= Supplied information =
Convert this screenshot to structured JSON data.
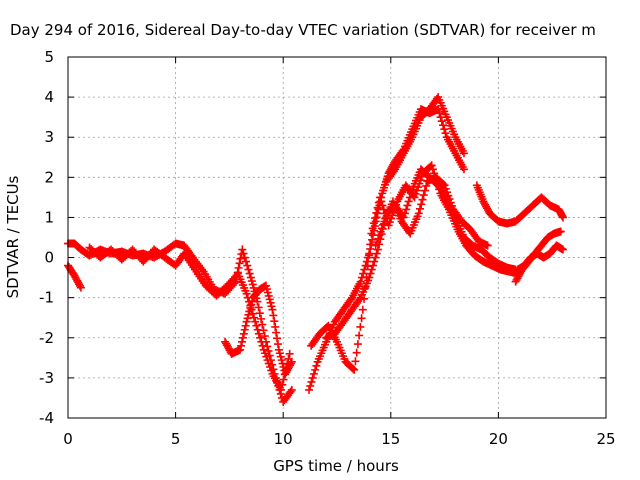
{
  "chart_data": {
    "type": "scatter",
    "title": "Day 294 of 2016, Sidereal Day-to-day VTEC variation (SDTVAR) for receiver m",
    "xlabel": "GPS time / hours",
    "ylabel": "SDTVAR / TECUs",
    "xlim": [
      0,
      25
    ],
    "ylim": [
      -4,
      5
    ],
    "x_ticks": [
      "0",
      "5",
      "10",
      "15",
      "20",
      "25"
    ],
    "y_ticks": [
      "-4",
      "-3",
      "-2",
      "-1",
      "0",
      "1",
      "2",
      "3",
      "4",
      "5"
    ],
    "grid": true,
    "legend": "none",
    "marker": "plus",
    "color": "#ff0000",
    "series": [
      {
        "x": [
          0,
          0.3,
          0.6,
          1.0,
          1.5,
          2.0,
          2.5,
          3.0,
          3.5,
          4.0,
          4.5,
          5.0,
          5.4,
          5.8,
          6.3,
          6.8,
          7.3,
          7.8,
          8.1,
          8.5,
          8.8,
          9.2,
          9.6,
          10.0,
          10.4
        ],
        "y": [
          0.35,
          0.35,
          0.2,
          0.05,
          0.2,
          0.1,
          0.15,
          0.05,
          0.1,
          0.0,
          0.15,
          0.35,
          0.3,
          0.0,
          -0.35,
          -0.8,
          -0.9,
          -0.6,
          0.2,
          -0.5,
          -1.1,
          -2.1,
          -2.9,
          -3.6,
          -3.3
        ]
      },
      {
        "x": [
          0,
          0.3,
          0.6
        ],
        "y": [
          -0.2,
          -0.45,
          -0.75
        ]
      },
      {
        "x": [
          1.0,
          1.5,
          2.0,
          2.5,
          3.0,
          3.5,
          4.0,
          4.5,
          5.0,
          5.4,
          5.9,
          6.4,
          6.9,
          7.4,
          7.9,
          8.3,
          8.7,
          9.1,
          9.5,
          9.9,
          10.3
        ],
        "y": [
          0.25,
          0.0,
          0.2,
          -0.05,
          0.2,
          -0.1,
          0.2,
          0.0,
          -0.2,
          0.1,
          -0.3,
          -0.7,
          -0.95,
          -0.7,
          -0.4,
          -0.9,
          -1.6,
          -2.3,
          -2.9,
          -3.3,
          -2.4
        ]
      },
      {
        "x": [
          7.3,
          7.6,
          8.0,
          8.3,
          8.6,
          8.9,
          9.2,
          9.5,
          9.8,
          10.1,
          10.4
        ],
        "y": [
          -2.1,
          -2.4,
          -2.3,
          -1.6,
          -1.0,
          -0.8,
          -0.7,
          -1.3,
          -2.3,
          -2.9,
          -2.6
        ]
      },
      {
        "x": [
          11.2,
          11.6,
          12.0,
          12.4,
          12.8,
          13.2,
          13.6,
          14.0,
          14.3,
          14.6,
          14.9,
          15.2,
          15.6,
          16.0,
          16.4,
          16.8,
          17.2,
          17.6,
          18.0,
          18.4
        ],
        "y": [
          -3.3,
          -2.6,
          -2.1,
          -1.6,
          -1.3,
          -1.0,
          -0.6,
          0.1,
          0.9,
          1.6,
          2.1,
          2.4,
          2.7,
          3.2,
          3.7,
          3.6,
          3.7,
          3.0,
          2.6,
          2.2
        ]
      },
      {
        "x": [
          11.3,
          11.7,
          12.1,
          12.5,
          12.9,
          13.3,
          13.7,
          14.1,
          14.5,
          14.9,
          15.3,
          15.7,
          16.1,
          16.5,
          16.9,
          17.3,
          17.7,
          18.1,
          18.5,
          18.9,
          19.3,
          19.7,
          20.1,
          20.5,
          20.9
        ],
        "y": [
          -2.2,
          -1.9,
          -1.7,
          -2.1,
          -2.6,
          -2.8,
          -1.3,
          0.6,
          1.5,
          0.8,
          1.4,
          1.8,
          1.5,
          2.1,
          2.3,
          1.6,
          1.2,
          0.7,
          0.3,
          0.05,
          -0.1,
          -0.2,
          -0.3,
          -0.35,
          -0.4
        ]
      },
      {
        "x": [
          12.0,
          12.4,
          12.8,
          13.2,
          13.6,
          14.0,
          14.4,
          14.8,
          15.2,
          15.6,
          16.0,
          16.4,
          16.8,
          17.2,
          17.6,
          18.0,
          18.4,
          18.8,
          19.2,
          19.6,
          20.0,
          20.4,
          20.8
        ],
        "y": [
          -2.0,
          -1.9,
          -1.6,
          -1.3,
          -1.0,
          -0.5,
          0.2,
          1.1,
          1.3,
          1.0,
          1.7,
          2.2,
          2.0,
          1.8,
          1.5,
          1.0,
          0.5,
          0.3,
          0.2,
          0.0,
          -0.15,
          -0.25,
          -0.3
        ]
      },
      {
        "x": [
          14.3,
          14.7,
          15.1,
          15.5,
          15.9,
          16.3,
          16.7,
          17.1,
          17.5,
          17.9,
          18.3,
          18.7,
          19.1,
          19.5
        ],
        "y": [
          0.3,
          0.9,
          1.4,
          0.9,
          0.6,
          1.1,
          1.9,
          2.0,
          1.8,
          1.2,
          0.9,
          0.7,
          0.4,
          0.3
        ]
      },
      {
        "x": [
          14.8,
          15.2,
          15.6,
          16.0,
          16.4,
          16.8,
          17.2,
          17.6,
          18.0,
          18.4
        ],
        "y": [
          1.9,
          2.2,
          2.6,
          3.0,
          3.5,
          3.7,
          4.0,
          3.5,
          3.0,
          2.6
        ]
      },
      {
        "x": [
          19.0,
          19.3,
          19.6,
          20.0,
          20.4,
          20.8,
          21.2,
          21.6,
          22.0,
          22.4,
          22.8,
          23.0
        ],
        "y": [
          1.8,
          1.4,
          1.1,
          0.9,
          0.85,
          0.9,
          1.1,
          1.3,
          1.5,
          1.3,
          1.2,
          1.0
        ]
      },
      {
        "x": [
          20.8,
          21.1,
          21.4,
          21.7,
          22.0,
          22.3,
          22.6,
          22.9
        ],
        "y": [
          -0.6,
          -0.3,
          -0.1,
          0.1,
          0.3,
          0.5,
          0.6,
          0.65
        ]
      },
      {
        "x": [
          20.9,
          21.2,
          21.5,
          21.8,
          22.1,
          22.4,
          22.7,
          23.0
        ],
        "y": [
          -0.3,
          -0.2,
          0.0,
          0.1,
          0.0,
          0.1,
          0.3,
          0.2
        ]
      }
    ]
  }
}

= Task =
Filter for "SDTVAR". Return all lines that hold it.

= Answer for the task =
    "title": "Day 294 of 2016, Sidereal Day-to-day VTEC variation (SDTVAR) for receiver m",
    "ylabel": "SDTVAR / TECUs",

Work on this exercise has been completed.